Write out the data below verbatim, from its first line through the line that contains "405, 1053, 421]".
↓↓↓
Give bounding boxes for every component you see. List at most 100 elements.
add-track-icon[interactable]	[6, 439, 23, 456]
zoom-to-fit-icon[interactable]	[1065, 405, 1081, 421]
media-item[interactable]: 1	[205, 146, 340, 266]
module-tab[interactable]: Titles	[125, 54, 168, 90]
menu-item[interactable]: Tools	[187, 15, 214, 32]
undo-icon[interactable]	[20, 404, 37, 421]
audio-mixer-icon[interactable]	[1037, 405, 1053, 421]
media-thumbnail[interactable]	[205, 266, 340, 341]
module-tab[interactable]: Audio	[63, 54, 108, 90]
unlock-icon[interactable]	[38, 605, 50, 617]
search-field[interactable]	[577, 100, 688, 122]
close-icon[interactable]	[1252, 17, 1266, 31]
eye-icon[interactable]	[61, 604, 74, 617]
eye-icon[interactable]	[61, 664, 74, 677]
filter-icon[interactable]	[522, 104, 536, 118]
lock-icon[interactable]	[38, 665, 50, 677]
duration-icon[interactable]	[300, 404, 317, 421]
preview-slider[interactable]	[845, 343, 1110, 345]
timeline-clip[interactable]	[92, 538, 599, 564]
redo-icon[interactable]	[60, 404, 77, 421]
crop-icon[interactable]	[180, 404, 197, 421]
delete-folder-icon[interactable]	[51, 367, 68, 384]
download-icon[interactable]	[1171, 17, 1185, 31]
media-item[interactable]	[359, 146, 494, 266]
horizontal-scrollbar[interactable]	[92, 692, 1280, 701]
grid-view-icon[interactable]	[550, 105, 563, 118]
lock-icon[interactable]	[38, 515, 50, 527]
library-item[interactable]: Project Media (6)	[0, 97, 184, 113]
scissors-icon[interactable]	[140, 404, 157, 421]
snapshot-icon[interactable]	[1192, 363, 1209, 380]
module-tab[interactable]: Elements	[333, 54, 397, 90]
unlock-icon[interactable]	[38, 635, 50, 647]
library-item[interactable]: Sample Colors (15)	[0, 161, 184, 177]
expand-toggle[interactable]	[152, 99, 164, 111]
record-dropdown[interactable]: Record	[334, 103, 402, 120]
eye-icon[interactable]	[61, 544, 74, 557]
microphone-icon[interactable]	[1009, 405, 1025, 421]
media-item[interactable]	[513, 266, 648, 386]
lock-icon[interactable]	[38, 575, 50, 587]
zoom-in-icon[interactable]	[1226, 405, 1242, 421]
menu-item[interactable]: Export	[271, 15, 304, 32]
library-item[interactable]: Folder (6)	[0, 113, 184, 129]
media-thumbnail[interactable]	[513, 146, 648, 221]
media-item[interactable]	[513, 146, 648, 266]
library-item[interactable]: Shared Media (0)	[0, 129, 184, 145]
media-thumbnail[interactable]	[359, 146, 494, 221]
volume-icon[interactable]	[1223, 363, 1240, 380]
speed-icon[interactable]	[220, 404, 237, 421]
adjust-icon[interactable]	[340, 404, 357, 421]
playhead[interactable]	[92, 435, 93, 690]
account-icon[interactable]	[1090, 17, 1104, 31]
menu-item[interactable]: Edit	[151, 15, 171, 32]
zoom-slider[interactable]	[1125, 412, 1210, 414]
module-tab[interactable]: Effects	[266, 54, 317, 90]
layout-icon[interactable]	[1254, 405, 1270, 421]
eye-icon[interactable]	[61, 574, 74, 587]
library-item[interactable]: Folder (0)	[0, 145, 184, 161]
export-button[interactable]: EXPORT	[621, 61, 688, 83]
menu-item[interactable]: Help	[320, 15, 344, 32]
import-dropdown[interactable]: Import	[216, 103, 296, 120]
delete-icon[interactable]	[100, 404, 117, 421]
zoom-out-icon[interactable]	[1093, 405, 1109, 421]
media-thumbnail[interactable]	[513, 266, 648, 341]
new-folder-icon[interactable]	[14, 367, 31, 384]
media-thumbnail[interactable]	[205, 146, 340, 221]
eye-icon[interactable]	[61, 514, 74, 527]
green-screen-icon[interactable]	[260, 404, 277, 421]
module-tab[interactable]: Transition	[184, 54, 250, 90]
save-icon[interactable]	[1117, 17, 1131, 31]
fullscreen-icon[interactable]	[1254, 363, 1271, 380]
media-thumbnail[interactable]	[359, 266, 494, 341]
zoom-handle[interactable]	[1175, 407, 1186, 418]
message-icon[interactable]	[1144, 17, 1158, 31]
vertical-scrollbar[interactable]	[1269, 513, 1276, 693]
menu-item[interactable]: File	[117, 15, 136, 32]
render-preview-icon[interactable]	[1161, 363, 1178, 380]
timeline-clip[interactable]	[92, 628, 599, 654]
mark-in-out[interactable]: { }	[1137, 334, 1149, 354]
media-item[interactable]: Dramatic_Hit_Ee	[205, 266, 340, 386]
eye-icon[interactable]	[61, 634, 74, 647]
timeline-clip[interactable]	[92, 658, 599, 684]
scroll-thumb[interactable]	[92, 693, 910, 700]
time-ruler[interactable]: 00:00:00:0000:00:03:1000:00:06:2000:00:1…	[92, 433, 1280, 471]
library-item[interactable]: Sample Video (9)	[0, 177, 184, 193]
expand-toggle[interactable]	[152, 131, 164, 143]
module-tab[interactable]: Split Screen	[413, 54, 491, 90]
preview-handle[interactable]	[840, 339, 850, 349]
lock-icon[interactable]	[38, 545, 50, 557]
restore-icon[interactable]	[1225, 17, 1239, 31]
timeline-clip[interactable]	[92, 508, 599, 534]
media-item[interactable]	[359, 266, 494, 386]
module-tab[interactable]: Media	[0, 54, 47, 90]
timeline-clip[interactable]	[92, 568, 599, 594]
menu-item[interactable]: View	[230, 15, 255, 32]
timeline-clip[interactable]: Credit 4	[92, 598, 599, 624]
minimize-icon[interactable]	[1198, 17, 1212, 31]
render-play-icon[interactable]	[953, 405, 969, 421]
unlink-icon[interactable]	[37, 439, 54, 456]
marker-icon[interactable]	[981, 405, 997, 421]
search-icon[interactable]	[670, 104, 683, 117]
↑↑↑
◆ **Written response**
Give bounding boxes for every component you see. List at most 100 elements.
add-track-icon[interactable]	[6, 439, 23, 456]
zoom-to-fit-icon[interactable]	[1065, 405, 1081, 421]
media-item[interactable]: 1	[205, 146, 340, 266]
module-tab[interactable]: Titles	[125, 54, 168, 90]
menu-item[interactable]: Tools	[187, 15, 214, 32]
undo-icon[interactable]	[20, 404, 37, 421]
audio-mixer-icon[interactable]	[1037, 405, 1053, 421]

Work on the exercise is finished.